**** Listed entries

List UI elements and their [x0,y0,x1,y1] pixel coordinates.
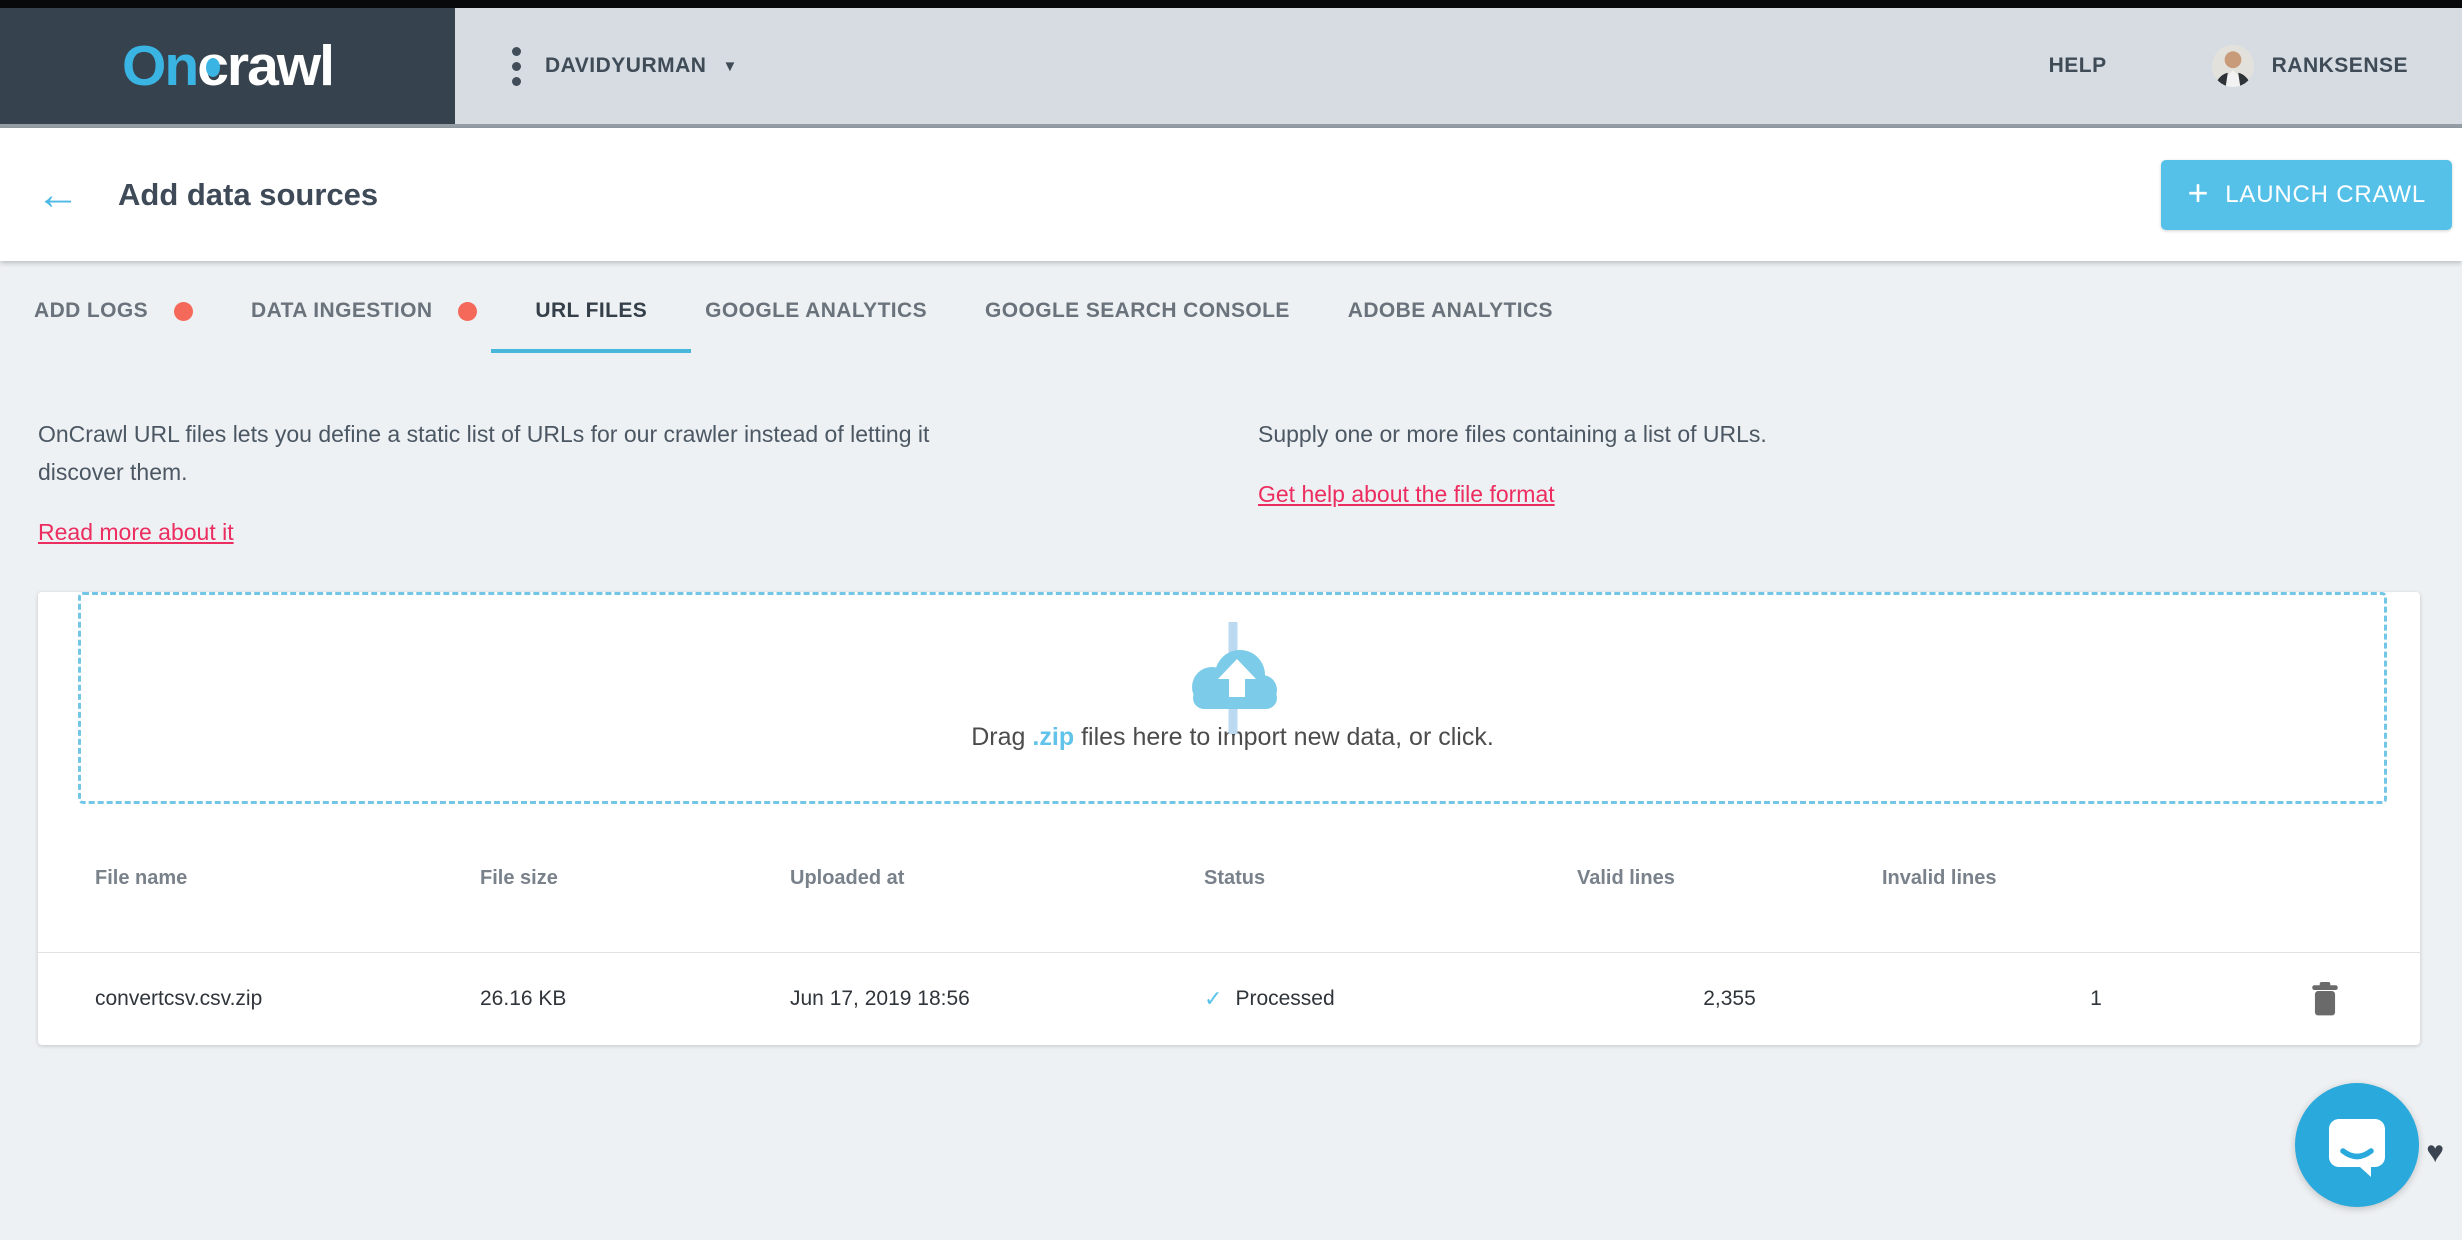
cell-uploaded-at: Jun 17, 2019 18:56 [790,987,1204,1011]
cloud-upload-icon [1185,645,1281,711]
intro-left-text: OnCrawl URL files lets you define a stat… [38,415,1003,491]
heart-icon: ♥ [2426,1138,2444,1168]
data-source-tabs: ADD LOGS DATA INGESTION URL FILES GOOGLE… [0,261,2462,353]
top-bar: Oncrawl DAVIDYURMAN ▼ HELP RANKSENSE [0,0,2462,128]
chat-widget-button[interactable] [2295,1083,2419,1207]
check-icon: ✓ [1204,986,1222,1012]
tab-google-search-console[interactable]: GOOGLE SEARCH CONSOLE [981,299,1294,353]
intro-right-column: Supply one or more files containing a li… [1258,415,1767,546]
intro-right-text: Supply one or more files containing a li… [1258,415,1767,453]
tab-add-logs[interactable]: ADD LOGS [30,299,197,353]
notification-dot [458,302,477,321]
cell-invalid-lines: 1 [2090,987,2102,1011]
read-more-link[interactable]: Read more about it [38,519,234,546]
col-header-file-size: File size [480,867,790,890]
files-table-header: File name File size Uploaded at Status V… [38,804,2420,952]
dropzone-zip-highlight: .zip [1032,723,1074,751]
url-files-card: Drag.zipfiles here to import new data, o… [38,592,2420,1045]
upload-icon-wrap [1185,645,1281,711]
notification-dot [174,302,193,321]
project-selector[interactable]: DAVIDYURMAN [545,54,706,78]
dropzone-text-after: files here to import new data, or click. [1081,723,1494,751]
table-row: convertcsv.csv.zip 26.16 KB Jun 17, 2019… [38,953,2420,1045]
kebab-menu-icon[interactable] [512,47,521,86]
chat-bubble-icon [2323,1111,2391,1179]
chevron-down-icon[interactable]: ▼ [722,58,737,75]
tab-url-files[interactable]: URL FILES [531,299,651,353]
oncrawl-logo-text: Oncrawl [122,33,333,99]
logo-part-c: c [197,33,227,99]
logo-part-on: On [122,34,197,98]
col-header-valid-lines: Valid lines [1577,867,1882,890]
trash-icon [2310,981,2340,1017]
col-header-status: Status [1204,867,1577,890]
file-format-help-link[interactable]: Get help about the file format [1258,481,1555,508]
dropzone-text-before: Drag [971,723,1025,751]
cell-valid-lines: 2,355 [1703,987,1756,1011]
tab-data-ingestion[interactable]: DATA INGESTION [247,299,481,353]
col-header-invalid-lines: Invalid lines [1882,867,2310,890]
plus-icon: + [2187,175,2209,211]
delete-file-button[interactable] [2310,981,2340,1017]
title-bar: ← Add data sources + LAUNCH CRAWL [0,128,2462,261]
tab-adobe-analytics[interactable]: ADOBE ANALYTICS [1344,299,1557,353]
page-title: Add data sources [118,177,378,213]
account-menu[interactable]: RANKSENSE [2212,45,2408,87]
logo-spider-dot [206,58,220,77]
help-link[interactable]: HELP [2049,54,2107,78]
oncrawl-app: Oncrawl DAVIDYURMAN ▼ HELP RANKSENSE [0,0,2462,1240]
col-header-file-name: File name [95,867,480,890]
avatar [2212,45,2254,87]
launch-crawl-button[interactable]: + LAUNCH CRAWL [2161,160,2452,230]
launch-crawl-label: LAUNCH CRAWL [2225,181,2426,209]
status-label: Processed [1235,987,1334,1011]
cell-file-size: 26.16 KB [480,987,790,1011]
intro-section: OnCrawl URL files lets you define a stat… [38,415,2422,546]
cell-file-name: convertcsv.csv.zip [95,987,480,1011]
tab-google-analytics[interactable]: GOOGLE ANALYTICS [701,299,931,353]
logo-part-rawl: rawl [227,34,333,98]
file-dropzone[interactable]: Drag.zipfiles here to import new data, o… [78,592,2387,804]
col-header-uploaded-at: Uploaded at [790,867,1204,890]
oncrawl-logo[interactable]: Oncrawl [0,8,455,124]
account-name: RANKSENSE [2272,54,2408,78]
intro-left-column: OnCrawl URL files lets you define a stat… [38,415,1003,546]
cell-status: ✓ Processed [1204,986,1577,1012]
top-bar-right: DAVIDYURMAN ▼ HELP RANKSENSE [455,8,2462,124]
back-arrow-icon[interactable]: ← [36,173,80,217]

********

- _Problem to solve_:
How many of the lines above contain the string "sources", with matching case? Give only the number.

- _Exercise output_:
2